* _SET PROBLEM_: Restate the whole listing exactly.

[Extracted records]
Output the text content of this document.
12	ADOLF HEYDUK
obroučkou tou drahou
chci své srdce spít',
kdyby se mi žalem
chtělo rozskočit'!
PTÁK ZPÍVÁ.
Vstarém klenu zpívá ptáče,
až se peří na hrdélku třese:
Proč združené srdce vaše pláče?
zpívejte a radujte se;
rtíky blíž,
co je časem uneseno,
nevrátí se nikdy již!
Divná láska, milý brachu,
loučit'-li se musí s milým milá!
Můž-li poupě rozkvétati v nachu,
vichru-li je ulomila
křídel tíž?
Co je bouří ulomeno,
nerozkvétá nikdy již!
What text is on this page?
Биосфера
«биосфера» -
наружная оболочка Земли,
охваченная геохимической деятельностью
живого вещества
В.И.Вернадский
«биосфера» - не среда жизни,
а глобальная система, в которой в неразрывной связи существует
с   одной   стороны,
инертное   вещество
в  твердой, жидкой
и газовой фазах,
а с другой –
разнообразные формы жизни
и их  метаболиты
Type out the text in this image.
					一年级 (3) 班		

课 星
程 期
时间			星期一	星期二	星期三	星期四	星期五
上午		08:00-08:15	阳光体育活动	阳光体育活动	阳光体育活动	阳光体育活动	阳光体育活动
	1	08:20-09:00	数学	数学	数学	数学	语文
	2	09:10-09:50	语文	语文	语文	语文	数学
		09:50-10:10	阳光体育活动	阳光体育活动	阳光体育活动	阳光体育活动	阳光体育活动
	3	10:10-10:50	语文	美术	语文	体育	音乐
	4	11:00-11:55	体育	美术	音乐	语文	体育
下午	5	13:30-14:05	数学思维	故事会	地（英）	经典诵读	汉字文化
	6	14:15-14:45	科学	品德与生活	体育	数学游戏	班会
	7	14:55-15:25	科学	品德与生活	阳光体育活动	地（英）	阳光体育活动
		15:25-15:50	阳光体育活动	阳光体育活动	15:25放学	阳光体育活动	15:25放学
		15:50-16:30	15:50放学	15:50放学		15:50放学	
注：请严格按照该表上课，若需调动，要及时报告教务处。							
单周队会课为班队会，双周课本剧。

* _REPLY_:
Output the text content of this document.
12	ADOLF HEYDUK
obroučkou tou drahou
chci své srdce spít',
kdyby se mi žalem
chtělo rozskočit'!
PTÁK ZPÍVÁ.
Vstarém klenu zpívá ptáče,
až se peří na hrdélku třese:
Proč združené srdce vaše pláče?
zpívejte a radujte se;
rtíky blíž,
co je časem uneseno,
nevrátí se nikdy již!
Divná láska, milý brachu,
loučit'-li se musí s milým milá!
Můž-li poupě rozkvétati v nachu,
vichru-li je ulomila
křídel tíž?
Co je bouří ulomeno,
nerozkvétá nikdy již!
What text is on this page?
Биосфера
«биосфера» -
наружная оболочка Земли,
охваченная геохимической деятельностью
живого вещества
В.И.Вернадский
«биосфера» - не среда жизни,
а глобальная система, в которой в неразрывной связи существует
с   одной   стороны,
инертное   вещество
в  твердой, жидкой
и газовой фазах,
а с другой –
разнообразные формы жизни
и их  метаболиты
Type out the text in this image.
					一年级 (3) 班		

课 星
程 期
时间			星期一	星期二	星期三	星期四	星期五
上午		08:00-08:15	阳光体育活动	阳光体育活动	阳光体育活动	阳光体育活动	阳光体育活动
	1	08:20-09:00	数学	数学	数学	数学	语文
	2	09:10-09:50	语文	语文	语文	语文	数学
		09:50-10:10	阳光体育活动	阳光体育活动	阳光体育活动	阳光体育活动	阳光体育活动
	3	10:10-10:50	语文	美术	语文	体育	音乐
	4	11:00-11:55	体育	美术	音乐	语文	体育
下午	5	13:30-14:05	数学思维	故事会	地（英）	经典诵读	汉字文化
	6	14:15-14:45	科学	品德与生活	体育	数学游戏	班会
	7	14:55-15:25	科学	品德与生活	阳光体育活动	地（英）	阳光体育活动
		15:25-15:50	阳光体育活动	阳光体育活动	15:25放学	阳光体育活动	15:25放学
		15:50-16:30	15:50放学	15:50放学		15:50放学	
注：请严格按照该表上课，若需调动，要及时报告教务处。							
单周队会课为班队会，双周课本剧。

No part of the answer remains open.